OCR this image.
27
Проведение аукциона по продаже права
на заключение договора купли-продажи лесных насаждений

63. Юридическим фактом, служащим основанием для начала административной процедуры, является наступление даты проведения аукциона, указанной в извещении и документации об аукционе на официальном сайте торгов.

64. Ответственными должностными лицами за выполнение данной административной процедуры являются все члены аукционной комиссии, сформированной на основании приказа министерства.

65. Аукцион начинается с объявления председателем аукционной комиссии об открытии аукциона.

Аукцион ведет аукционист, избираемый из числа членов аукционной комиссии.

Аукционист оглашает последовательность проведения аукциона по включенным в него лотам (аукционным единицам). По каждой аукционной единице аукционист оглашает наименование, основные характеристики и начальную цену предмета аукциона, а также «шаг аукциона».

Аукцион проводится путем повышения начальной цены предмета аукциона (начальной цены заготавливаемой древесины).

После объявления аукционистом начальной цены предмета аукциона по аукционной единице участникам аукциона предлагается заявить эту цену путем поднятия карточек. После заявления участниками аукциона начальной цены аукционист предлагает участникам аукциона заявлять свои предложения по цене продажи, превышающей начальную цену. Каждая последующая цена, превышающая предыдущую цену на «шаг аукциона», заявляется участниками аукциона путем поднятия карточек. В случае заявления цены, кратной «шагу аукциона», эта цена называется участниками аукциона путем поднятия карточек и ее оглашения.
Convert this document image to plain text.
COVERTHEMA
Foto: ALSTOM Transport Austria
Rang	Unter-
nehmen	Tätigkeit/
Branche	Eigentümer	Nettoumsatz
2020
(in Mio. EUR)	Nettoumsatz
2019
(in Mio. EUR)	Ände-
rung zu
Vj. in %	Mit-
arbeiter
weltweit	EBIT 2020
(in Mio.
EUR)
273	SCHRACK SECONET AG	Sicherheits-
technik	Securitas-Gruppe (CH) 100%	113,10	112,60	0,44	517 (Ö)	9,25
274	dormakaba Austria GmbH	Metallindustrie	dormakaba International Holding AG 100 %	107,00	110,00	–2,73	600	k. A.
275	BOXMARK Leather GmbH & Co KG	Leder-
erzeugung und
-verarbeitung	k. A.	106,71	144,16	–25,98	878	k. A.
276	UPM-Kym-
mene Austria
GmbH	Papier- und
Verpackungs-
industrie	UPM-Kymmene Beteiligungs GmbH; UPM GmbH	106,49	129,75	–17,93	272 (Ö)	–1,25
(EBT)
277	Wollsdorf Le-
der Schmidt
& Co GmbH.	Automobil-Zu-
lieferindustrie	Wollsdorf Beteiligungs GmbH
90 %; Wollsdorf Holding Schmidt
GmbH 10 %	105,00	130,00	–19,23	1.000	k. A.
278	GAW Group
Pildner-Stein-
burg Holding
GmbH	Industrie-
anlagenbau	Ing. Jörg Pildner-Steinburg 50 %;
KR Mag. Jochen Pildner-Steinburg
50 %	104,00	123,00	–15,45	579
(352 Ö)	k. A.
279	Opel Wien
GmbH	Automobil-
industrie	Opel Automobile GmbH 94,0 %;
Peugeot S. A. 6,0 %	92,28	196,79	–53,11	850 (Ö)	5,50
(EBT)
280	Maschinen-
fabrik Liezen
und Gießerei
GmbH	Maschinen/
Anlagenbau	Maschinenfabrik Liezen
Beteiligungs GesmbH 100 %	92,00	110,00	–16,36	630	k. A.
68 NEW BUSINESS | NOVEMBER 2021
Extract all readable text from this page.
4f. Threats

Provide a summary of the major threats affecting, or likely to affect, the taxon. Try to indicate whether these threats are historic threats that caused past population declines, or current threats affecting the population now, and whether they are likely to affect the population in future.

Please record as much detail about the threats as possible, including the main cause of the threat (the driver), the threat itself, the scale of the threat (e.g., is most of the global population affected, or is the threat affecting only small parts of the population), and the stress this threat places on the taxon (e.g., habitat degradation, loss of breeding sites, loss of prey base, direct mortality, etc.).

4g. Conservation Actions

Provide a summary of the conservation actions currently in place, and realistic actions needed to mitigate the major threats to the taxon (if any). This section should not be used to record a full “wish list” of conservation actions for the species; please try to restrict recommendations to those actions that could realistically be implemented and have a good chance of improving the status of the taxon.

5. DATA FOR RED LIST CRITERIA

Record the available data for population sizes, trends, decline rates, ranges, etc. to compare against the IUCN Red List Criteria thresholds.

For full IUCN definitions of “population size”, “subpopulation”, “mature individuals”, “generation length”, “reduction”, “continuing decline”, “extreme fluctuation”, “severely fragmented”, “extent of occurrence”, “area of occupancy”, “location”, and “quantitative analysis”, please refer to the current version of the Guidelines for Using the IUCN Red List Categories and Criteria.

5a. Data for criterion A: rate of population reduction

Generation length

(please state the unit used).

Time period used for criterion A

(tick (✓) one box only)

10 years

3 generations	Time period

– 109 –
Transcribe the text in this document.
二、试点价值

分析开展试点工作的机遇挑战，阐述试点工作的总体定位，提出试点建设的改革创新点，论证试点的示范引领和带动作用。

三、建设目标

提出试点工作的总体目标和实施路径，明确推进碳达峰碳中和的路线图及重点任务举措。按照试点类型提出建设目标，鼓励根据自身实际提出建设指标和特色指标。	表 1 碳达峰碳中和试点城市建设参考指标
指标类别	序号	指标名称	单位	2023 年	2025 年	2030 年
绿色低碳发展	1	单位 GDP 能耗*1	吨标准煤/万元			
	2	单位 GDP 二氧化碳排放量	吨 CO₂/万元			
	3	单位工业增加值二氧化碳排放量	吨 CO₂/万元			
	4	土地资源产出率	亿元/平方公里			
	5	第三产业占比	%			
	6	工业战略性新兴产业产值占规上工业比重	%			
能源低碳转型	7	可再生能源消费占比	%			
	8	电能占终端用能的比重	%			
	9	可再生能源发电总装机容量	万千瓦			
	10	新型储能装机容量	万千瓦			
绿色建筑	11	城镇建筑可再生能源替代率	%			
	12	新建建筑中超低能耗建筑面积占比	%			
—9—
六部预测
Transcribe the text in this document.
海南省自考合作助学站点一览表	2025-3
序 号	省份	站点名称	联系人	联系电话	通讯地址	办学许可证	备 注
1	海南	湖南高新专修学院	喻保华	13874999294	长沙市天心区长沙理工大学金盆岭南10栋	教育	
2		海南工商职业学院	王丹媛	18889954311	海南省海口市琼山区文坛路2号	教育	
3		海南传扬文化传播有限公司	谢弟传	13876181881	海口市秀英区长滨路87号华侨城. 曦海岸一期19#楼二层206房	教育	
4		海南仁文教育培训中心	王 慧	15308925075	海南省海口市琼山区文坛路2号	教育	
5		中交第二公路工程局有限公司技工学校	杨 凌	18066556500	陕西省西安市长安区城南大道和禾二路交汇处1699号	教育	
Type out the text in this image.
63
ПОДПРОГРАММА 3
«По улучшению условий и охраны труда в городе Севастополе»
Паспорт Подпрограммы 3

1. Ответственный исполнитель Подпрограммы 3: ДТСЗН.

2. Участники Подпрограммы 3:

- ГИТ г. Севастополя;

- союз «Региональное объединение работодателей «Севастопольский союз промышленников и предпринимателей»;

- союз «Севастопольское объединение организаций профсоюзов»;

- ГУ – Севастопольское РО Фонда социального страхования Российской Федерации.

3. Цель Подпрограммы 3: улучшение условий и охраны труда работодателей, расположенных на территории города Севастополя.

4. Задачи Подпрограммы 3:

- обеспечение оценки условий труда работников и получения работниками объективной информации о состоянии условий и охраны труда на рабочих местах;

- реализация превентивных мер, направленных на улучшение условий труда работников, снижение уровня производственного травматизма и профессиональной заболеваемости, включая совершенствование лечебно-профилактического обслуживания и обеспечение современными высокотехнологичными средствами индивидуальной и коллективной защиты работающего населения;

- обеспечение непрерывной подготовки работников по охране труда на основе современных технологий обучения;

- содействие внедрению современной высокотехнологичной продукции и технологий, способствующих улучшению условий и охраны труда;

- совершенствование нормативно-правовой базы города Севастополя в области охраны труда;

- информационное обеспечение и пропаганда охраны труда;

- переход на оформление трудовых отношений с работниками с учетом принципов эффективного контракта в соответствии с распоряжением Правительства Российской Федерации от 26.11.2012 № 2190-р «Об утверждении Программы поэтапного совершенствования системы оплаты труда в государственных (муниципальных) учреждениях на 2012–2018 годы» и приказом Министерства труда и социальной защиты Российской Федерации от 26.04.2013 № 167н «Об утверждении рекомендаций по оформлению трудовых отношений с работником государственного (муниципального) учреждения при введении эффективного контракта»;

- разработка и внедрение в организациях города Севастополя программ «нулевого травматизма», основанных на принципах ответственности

═══

DO THIS: Count how many lines include the string "Liezen". Nothing but the number is needed.

RESULT OF THE TASK: 2